— OBJECTIVE —
Which lines in the records below contain the word "this"? Copy each one out.

Figure record listings:
++++++++
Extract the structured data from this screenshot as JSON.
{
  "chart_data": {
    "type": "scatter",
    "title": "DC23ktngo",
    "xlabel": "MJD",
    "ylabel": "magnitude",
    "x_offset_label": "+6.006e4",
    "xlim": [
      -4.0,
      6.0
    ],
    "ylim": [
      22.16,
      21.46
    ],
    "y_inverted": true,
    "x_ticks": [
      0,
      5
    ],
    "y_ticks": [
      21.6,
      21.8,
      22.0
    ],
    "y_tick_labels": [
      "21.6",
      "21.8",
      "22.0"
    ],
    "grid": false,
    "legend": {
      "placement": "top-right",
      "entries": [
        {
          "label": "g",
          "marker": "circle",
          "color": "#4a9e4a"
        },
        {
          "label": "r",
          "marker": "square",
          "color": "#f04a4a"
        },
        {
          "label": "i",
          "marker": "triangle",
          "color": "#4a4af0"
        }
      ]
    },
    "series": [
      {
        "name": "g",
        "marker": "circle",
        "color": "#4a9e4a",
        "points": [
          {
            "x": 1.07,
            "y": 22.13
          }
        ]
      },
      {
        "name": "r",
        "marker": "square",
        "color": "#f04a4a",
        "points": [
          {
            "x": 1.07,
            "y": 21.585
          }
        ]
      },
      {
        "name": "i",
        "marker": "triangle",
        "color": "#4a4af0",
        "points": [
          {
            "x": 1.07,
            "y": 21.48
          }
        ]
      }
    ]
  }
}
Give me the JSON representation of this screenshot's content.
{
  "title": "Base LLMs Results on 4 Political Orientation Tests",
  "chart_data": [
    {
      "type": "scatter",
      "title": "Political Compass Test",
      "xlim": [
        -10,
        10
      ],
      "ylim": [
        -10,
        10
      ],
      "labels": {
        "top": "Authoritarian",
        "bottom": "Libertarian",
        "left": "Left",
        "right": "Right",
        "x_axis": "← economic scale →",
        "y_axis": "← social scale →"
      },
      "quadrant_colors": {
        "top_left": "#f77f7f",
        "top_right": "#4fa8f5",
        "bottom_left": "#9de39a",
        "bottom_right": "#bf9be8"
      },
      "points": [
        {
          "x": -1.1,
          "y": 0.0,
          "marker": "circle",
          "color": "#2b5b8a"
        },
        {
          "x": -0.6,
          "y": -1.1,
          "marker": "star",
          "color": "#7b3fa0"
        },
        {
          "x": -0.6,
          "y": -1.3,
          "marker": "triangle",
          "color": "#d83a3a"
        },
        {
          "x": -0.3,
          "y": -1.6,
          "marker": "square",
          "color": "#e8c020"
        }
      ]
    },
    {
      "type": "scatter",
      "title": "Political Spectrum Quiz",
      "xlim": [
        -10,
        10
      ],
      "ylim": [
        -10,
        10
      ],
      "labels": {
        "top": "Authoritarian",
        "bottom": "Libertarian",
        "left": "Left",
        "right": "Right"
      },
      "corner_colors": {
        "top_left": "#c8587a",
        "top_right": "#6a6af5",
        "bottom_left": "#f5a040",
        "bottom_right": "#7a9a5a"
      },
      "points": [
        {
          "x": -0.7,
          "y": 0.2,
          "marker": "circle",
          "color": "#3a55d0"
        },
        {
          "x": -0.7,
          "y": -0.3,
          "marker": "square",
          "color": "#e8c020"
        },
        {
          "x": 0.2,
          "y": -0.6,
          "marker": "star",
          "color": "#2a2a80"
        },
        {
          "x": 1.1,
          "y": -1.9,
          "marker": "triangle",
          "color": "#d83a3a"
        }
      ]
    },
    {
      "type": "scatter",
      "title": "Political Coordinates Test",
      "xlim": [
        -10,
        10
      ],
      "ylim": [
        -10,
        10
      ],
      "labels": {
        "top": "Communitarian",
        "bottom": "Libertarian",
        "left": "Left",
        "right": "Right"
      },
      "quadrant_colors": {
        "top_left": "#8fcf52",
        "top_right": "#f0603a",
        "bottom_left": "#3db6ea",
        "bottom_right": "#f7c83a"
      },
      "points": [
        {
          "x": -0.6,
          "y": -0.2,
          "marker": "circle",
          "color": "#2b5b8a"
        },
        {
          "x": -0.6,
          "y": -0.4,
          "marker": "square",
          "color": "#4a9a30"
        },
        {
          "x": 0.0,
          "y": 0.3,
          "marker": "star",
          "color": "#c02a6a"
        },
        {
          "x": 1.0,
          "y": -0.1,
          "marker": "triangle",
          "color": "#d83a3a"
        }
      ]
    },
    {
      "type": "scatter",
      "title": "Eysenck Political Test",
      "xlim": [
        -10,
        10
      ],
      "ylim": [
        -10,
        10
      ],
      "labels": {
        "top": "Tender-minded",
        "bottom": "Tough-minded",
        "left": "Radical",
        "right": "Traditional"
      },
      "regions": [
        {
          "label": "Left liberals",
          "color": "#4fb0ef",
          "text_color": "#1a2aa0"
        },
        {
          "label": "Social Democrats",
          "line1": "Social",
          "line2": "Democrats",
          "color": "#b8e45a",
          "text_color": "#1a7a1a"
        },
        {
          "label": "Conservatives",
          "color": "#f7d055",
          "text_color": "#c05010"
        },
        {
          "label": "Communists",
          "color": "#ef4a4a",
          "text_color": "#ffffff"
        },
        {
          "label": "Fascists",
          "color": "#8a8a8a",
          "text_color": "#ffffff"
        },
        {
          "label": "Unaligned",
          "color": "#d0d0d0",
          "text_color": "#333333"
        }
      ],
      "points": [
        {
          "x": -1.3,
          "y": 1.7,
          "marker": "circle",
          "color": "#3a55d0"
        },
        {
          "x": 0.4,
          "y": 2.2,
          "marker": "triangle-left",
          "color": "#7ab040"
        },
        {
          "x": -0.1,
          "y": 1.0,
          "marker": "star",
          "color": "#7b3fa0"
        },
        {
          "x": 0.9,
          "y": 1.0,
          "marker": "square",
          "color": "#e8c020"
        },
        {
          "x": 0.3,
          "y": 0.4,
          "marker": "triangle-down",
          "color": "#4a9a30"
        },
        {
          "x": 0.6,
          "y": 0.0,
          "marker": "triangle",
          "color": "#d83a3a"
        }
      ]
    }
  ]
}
++++++++
— TASK SOLUTION —
Extract the structured data from this screenshot as JSON.
Give me the JSON representation of this screenshot's content.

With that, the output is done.